EXTRACT:
## Start

Marie Gisèle Aimée Rabesahala (7 May 1929 – 27 June 2011) was a Malagasy politician and activist who was the first woman to hold a ministerial position in the government of Madagascar. She entered politics at the age of 17, campaigning on behalf of political prisoners, and becoming Madagascar's first woman municipal councillor, before becoming the first Malagasy woman to establish and lead a political party. She was a committed Marxist and co-founded the communist Congress Party for the Independence of Madagascar, which took power in 1975. In 1977 she became Madagascar's first female minister, responsible for promoting revolutionary art and culture, but lost her job in 1991 when her ministry was abolished in the course of Madagascar's return to multi-party democracy. She remained an active political campaigner and journalist until her death in 2011.

She was born into a politically active family in the central highland city of Antananarivo. Her father was a non-commissioned officer in the French army, so her childhood saw the family moving between his postings in France, Tunisia and Mali. They moved back to Madagascar in 1942 when he died. She had aspired to become a nun in her childhood, but she took advantage of the opportunity, which few Malagasy women had at the time, to have a full education. She obtained work as a shorthand typist and became involved in the 1950s with Malasy nationalist circles, at the age of only 17.

## End

MATERIAL:
## Start

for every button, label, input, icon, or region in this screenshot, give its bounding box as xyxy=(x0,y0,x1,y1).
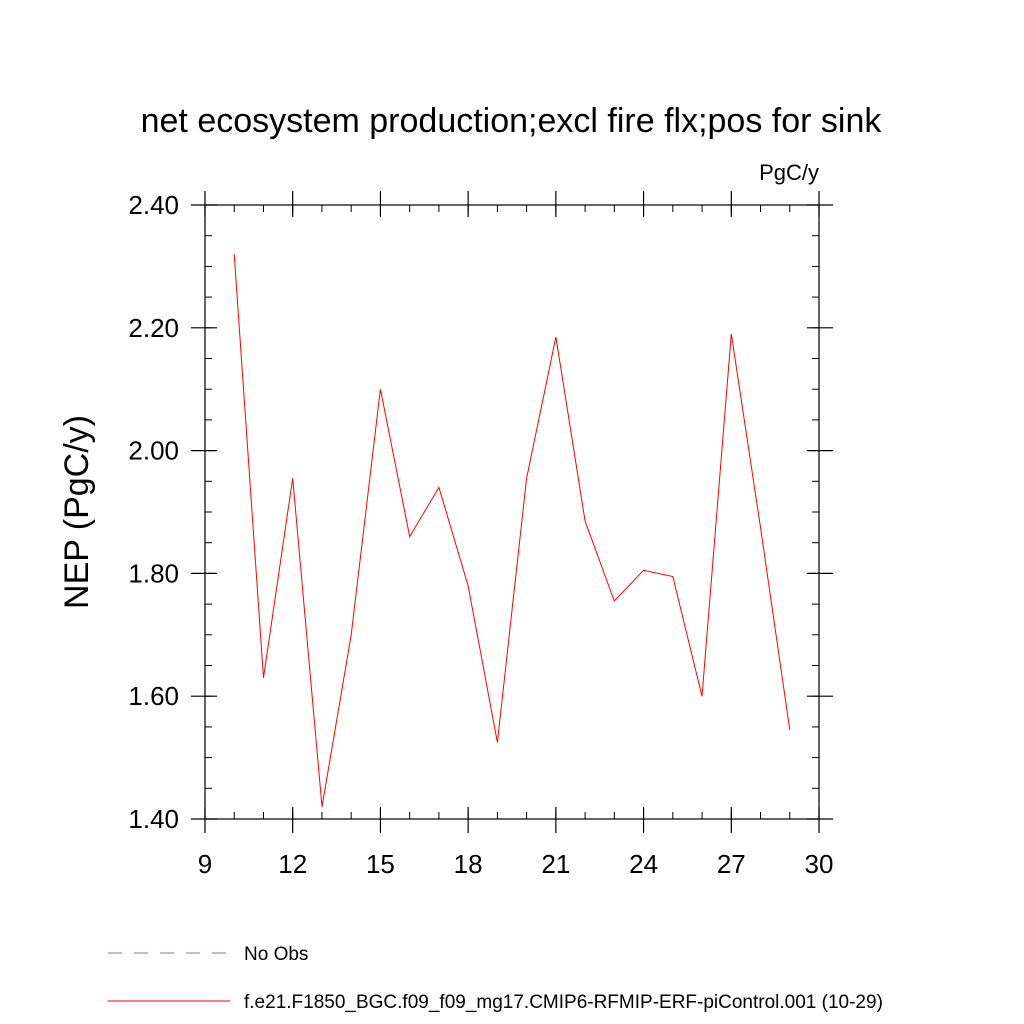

## End

PROBLEM TO WORK ON:
Answer these questions from the Rabesahala biography above:
(a) In what year did she become Madagascar's first female minister?
(b) What party did she co-found?
(c) In what year did her family move back to Madagascar?

FINAL ANSWER:
(a) 1977
(b) The Congress Party for the Independence of Madagascar
(c) 1942